§ Challenge:
Extract, from the records beneath this instruction, each line that contains the word "noticeable".

___ Records shown

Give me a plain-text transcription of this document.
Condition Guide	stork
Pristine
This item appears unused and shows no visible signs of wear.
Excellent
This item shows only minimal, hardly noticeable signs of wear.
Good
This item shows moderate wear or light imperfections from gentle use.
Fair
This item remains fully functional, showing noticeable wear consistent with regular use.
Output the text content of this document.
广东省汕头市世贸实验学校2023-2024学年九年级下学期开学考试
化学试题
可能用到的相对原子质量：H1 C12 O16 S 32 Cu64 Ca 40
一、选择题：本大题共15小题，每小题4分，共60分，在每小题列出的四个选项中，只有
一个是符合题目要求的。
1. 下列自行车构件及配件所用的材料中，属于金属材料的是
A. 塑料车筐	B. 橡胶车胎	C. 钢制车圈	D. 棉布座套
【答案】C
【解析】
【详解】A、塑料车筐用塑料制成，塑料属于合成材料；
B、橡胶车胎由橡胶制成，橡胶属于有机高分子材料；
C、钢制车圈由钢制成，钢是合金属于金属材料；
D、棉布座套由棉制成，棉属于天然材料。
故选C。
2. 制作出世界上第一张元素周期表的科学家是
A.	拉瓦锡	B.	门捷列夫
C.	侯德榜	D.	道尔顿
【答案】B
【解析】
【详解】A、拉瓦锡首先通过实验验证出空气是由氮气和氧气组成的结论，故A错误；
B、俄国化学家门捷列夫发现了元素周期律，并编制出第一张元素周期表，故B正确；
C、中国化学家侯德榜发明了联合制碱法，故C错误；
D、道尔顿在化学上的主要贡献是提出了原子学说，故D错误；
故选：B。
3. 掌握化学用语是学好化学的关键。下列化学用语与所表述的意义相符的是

______
___ Records shown

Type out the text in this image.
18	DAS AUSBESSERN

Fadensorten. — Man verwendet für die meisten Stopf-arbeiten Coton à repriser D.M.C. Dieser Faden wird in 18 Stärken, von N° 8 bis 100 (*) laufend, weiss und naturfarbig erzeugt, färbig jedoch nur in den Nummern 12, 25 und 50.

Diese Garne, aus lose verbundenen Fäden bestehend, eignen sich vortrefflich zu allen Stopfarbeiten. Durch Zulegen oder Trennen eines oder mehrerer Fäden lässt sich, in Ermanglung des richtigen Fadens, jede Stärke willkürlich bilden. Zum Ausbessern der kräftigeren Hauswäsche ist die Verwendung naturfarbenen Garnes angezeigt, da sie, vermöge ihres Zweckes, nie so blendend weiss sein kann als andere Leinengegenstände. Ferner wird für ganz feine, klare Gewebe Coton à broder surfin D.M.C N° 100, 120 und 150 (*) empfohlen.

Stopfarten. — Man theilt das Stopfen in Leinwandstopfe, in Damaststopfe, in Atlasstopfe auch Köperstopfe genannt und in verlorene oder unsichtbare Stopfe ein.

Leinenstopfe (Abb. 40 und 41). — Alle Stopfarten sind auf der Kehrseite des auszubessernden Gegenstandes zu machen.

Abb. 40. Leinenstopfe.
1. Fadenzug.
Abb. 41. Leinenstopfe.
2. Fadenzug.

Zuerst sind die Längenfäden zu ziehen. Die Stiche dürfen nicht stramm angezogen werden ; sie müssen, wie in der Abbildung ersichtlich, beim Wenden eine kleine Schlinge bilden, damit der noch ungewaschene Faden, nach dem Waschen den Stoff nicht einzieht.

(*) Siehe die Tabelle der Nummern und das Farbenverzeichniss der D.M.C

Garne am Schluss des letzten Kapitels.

______
___ Records shown

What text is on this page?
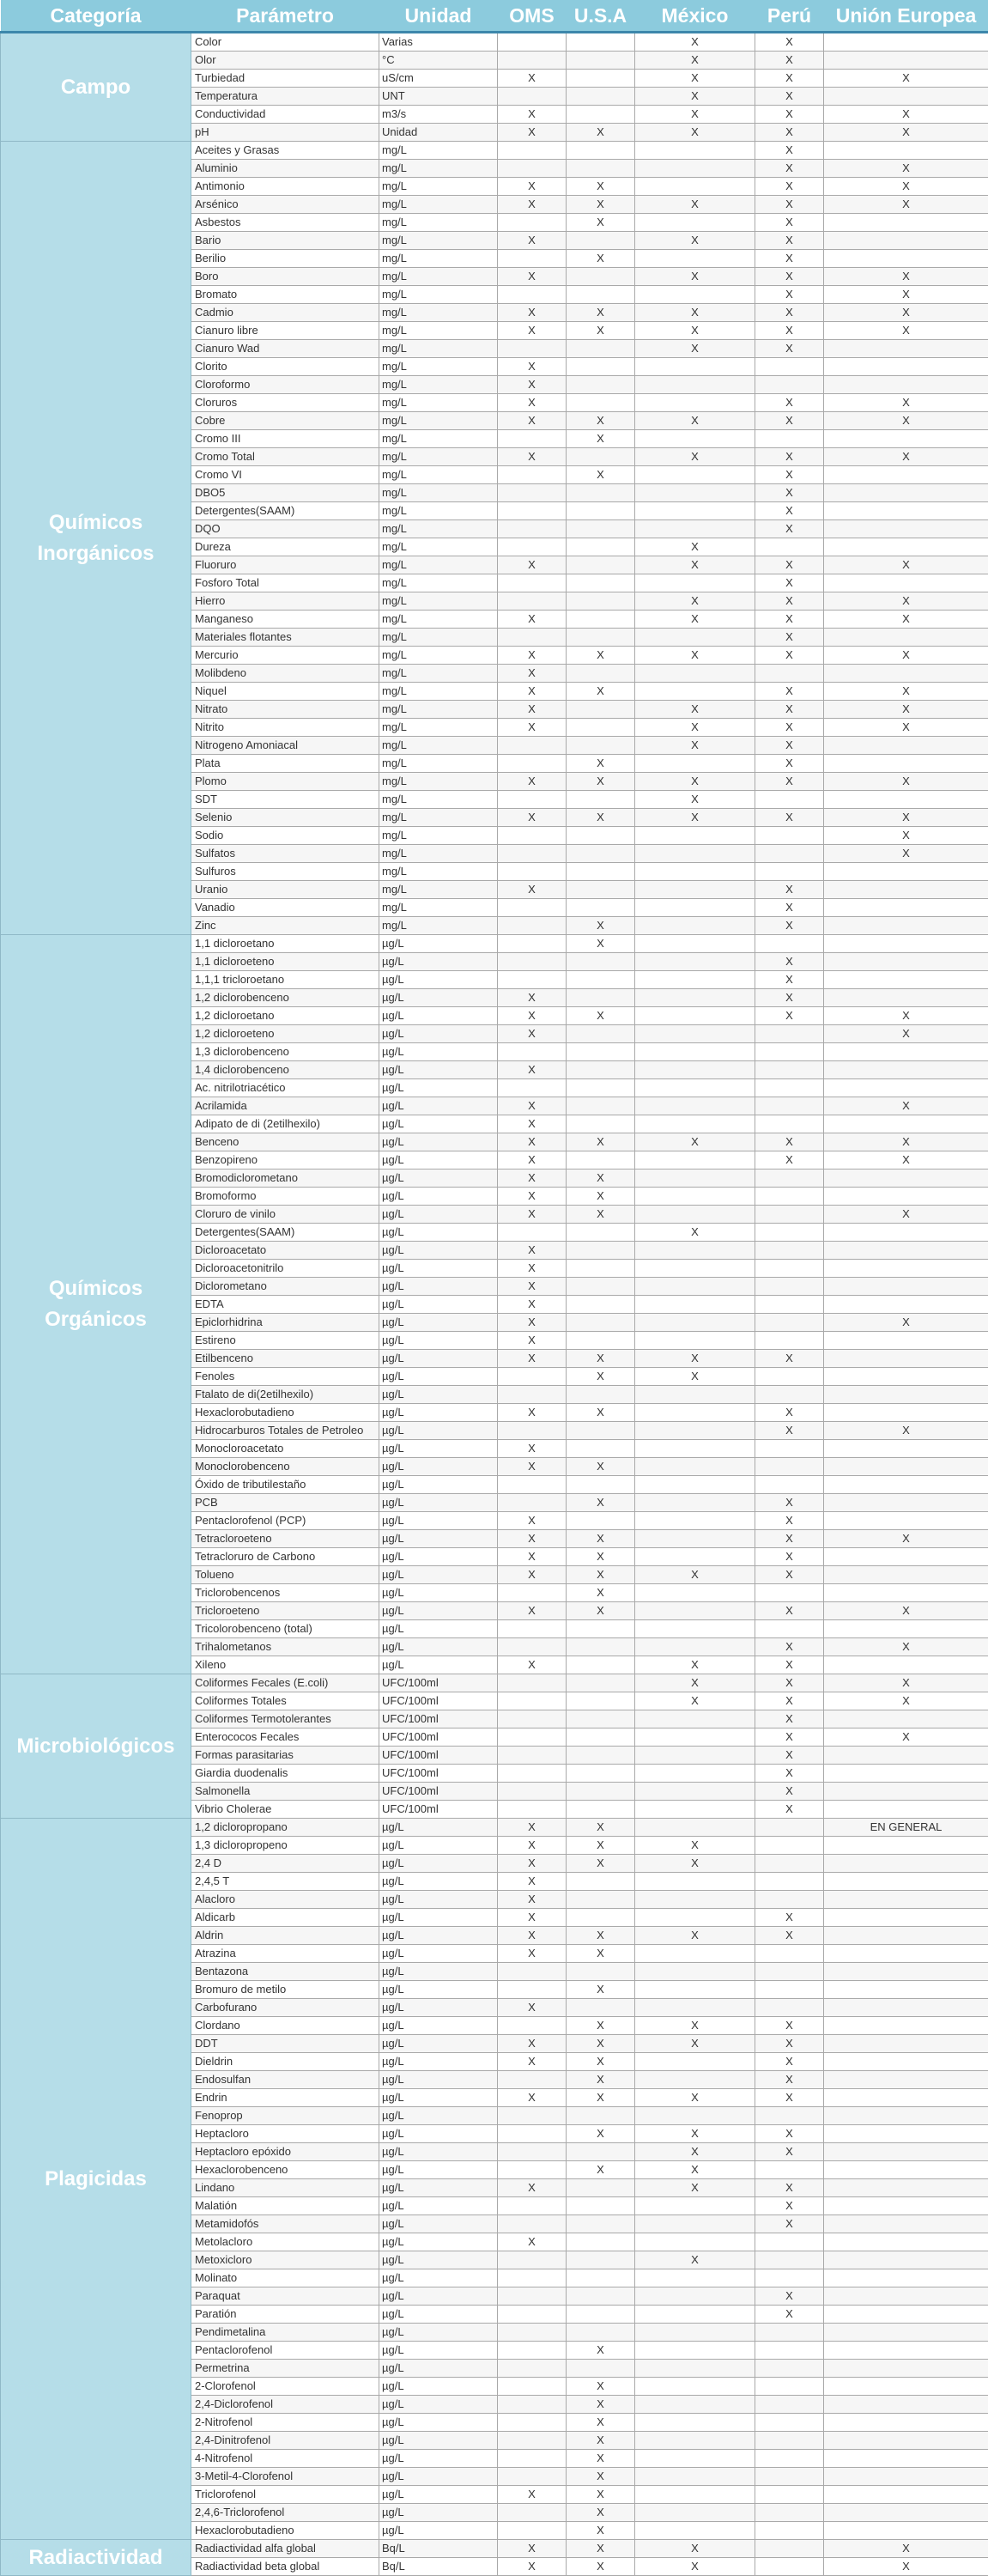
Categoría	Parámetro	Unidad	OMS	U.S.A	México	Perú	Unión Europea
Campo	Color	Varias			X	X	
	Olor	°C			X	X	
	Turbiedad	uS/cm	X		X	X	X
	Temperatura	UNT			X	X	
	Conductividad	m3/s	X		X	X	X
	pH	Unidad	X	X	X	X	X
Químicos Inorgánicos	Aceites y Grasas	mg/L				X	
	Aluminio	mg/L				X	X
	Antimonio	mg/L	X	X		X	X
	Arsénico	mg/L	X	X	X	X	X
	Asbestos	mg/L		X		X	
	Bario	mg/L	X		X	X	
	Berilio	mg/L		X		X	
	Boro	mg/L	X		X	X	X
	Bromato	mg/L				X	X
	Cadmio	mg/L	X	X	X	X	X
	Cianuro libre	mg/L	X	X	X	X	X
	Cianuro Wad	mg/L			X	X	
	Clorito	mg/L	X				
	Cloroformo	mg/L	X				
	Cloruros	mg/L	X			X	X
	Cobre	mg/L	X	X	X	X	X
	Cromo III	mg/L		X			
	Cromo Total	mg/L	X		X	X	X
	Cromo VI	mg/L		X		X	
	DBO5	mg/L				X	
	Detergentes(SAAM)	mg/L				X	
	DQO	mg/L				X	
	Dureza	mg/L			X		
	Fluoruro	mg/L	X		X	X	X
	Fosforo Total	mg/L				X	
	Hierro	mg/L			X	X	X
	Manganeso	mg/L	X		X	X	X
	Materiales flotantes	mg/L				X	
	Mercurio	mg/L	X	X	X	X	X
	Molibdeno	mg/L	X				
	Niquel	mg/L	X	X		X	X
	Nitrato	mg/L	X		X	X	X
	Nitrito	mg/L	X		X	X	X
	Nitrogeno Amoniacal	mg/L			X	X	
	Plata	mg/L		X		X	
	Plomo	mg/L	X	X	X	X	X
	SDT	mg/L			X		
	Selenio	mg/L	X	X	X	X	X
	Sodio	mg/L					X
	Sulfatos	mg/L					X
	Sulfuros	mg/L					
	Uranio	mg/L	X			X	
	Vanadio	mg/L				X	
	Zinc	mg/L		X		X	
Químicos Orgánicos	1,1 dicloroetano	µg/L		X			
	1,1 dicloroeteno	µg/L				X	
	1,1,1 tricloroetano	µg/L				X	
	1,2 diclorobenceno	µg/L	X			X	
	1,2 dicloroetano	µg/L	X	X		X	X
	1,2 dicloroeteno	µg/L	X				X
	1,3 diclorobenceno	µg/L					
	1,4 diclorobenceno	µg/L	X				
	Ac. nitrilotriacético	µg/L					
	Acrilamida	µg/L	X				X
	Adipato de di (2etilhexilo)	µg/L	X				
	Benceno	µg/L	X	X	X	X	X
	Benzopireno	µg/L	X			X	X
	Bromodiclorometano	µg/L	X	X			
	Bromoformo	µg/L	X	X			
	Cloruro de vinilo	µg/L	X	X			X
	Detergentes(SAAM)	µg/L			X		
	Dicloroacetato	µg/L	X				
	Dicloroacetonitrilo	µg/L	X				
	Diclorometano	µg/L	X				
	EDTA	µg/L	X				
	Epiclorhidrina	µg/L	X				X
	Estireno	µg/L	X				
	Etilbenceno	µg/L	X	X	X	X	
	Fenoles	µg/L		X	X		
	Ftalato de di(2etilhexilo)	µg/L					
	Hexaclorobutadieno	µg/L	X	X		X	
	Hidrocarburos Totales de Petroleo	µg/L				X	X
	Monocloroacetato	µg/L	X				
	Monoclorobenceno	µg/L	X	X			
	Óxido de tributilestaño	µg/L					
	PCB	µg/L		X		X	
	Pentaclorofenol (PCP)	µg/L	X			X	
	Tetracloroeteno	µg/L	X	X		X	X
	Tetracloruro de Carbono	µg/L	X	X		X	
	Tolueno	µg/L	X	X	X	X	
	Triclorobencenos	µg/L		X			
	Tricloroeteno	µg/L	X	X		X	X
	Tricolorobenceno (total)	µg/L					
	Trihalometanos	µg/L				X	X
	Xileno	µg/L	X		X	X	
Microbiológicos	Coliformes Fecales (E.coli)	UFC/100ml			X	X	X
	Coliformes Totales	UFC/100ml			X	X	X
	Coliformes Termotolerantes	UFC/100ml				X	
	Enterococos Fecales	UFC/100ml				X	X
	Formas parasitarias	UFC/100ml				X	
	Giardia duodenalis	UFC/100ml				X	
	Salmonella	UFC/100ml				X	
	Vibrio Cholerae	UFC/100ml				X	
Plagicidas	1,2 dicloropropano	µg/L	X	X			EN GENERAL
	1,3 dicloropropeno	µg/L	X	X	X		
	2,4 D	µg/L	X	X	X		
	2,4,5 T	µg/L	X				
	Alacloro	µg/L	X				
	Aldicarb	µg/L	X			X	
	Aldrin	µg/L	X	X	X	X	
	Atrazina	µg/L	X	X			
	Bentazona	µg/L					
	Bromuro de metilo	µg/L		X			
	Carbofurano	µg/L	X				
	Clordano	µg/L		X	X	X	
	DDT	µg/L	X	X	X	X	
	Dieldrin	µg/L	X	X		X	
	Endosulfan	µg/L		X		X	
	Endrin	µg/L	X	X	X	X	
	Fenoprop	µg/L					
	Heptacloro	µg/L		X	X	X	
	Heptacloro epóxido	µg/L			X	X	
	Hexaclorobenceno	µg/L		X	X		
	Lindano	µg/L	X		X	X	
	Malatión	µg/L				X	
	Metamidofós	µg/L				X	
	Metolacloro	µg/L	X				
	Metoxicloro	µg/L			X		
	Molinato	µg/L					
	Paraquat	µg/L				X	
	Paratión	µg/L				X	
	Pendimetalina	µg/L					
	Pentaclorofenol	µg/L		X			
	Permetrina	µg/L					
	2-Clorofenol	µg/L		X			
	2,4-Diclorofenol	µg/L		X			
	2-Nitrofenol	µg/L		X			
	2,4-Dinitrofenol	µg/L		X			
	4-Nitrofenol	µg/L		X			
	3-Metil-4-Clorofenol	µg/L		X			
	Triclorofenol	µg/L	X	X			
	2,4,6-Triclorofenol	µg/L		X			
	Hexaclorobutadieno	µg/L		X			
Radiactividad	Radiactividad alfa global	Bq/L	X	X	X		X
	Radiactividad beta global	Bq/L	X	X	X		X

______

§ Exercise output:
This item shows only minimal, hardly noticeable signs of wear.
This item remains fully functional, showing noticeable wear consistent with regular use.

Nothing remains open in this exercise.